#### Your goal:
Collect each line holding the string "SPPD".

Stored records:
□ □ □ □ □

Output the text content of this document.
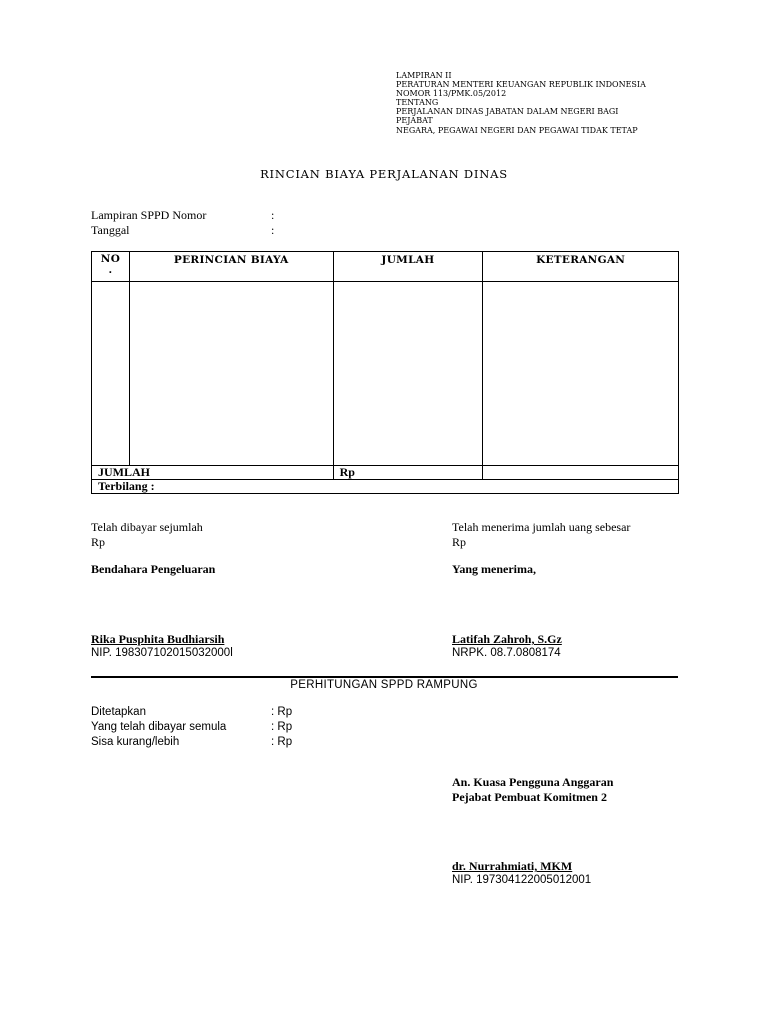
LAMPIRAN II
PERATURAN MENTERI KEUANGAN REPUBLIK INDONESIA
NOMOR 113/PMK.05/2012
TENTANG
PERJALANAN DINAS JABATAN DALAM NEGERI BAGI
PEJABAT
NEGARA, PEGAWAI NEGERI DAN PEGAWAI TIDAK TETAP
RINCIAN BIAYA PERJALANAN DINAS
Lampiran SPPD Nomor	:
Tanggal	:
NO
.	PERINCIAN BIAYA	JUMLAH	KETERANGAN

JUMLAH		Rp	
Terbilang :			
Telah dibayar sejumlah
Rp
Telah menerima jumlah uang sebesar
Rp
Bendahara Pengeluaran	Yang menerima,
Rika Pusphita Budhiarsih
NIP. 198307102015032000l
Latifah Zahroh, S.Gz
NRPK. 08.7.0808174
PERHITUNGAN SPPD RAMPUNG
Ditetapkan	: Rp
Yang telah dibayar semula	: Rp
Sisa kurang/lebih	: Rp
An. Kuasa Pengguna Anggaran
Pejabat Pembuat Komitmen 2
dr. Nurrahmiati, MKM
NIP. 197304122005012001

□ □ □ □ □

#### Answer to the problem:
Lampiran SPPD Nomor	:
PERHITUNGAN SPPD RAMPUNG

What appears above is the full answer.